_PROBLEM TO SOLVE_
Report, word for word, every line of the material that contains "frac".

[START OF SUPPLIED ENTRIES]

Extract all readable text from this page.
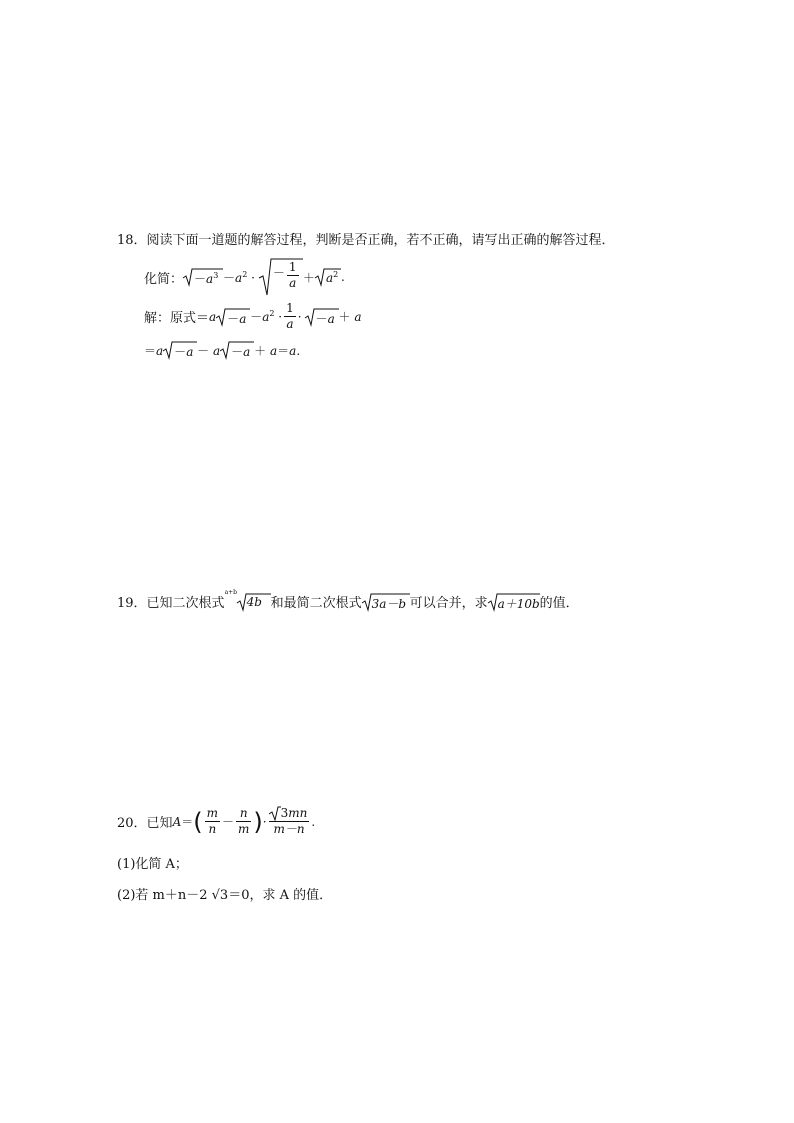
18．阅读下面一道题的解答过程，判断是否正确，若不正确，请写出正确的解答过程．
化简： $-a^3 -a^2$ · － $\frac{1}{a} + a^2$ .
解：原式＝ $a -a -a^2 \cdot \frac{1}{a} \cdot -a + a$
＝a －a － a －a ＋ a＝a.
19． 已知二次根式
a+b
4b 和最简二次根式 3a－b 可以合并，求 a＋10b 的值．
20． 已知 A ＝ ( $\frac{m}{n} - \frac{n}{m}$ ) · $\frac{3mn}{m-n}$ .
(1)化简 A；
(2)若 m＋n－2 √3＝0，求 A 的值．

[END OF SUPPLIED ENTRIES]

_PROBLEM SOLUTION_
化简： $-a^3 -a^2$ · － $\frac{1}{a} + a^2$ .
解：原式＝ $a -a -a^2 \cdot \frac{1}{a} \cdot -a + a$
20． 已知 A ＝ ( $\frac{m}{n} - \frac{n}{m}$ ) · $\frac{3mn}{m-n}$ .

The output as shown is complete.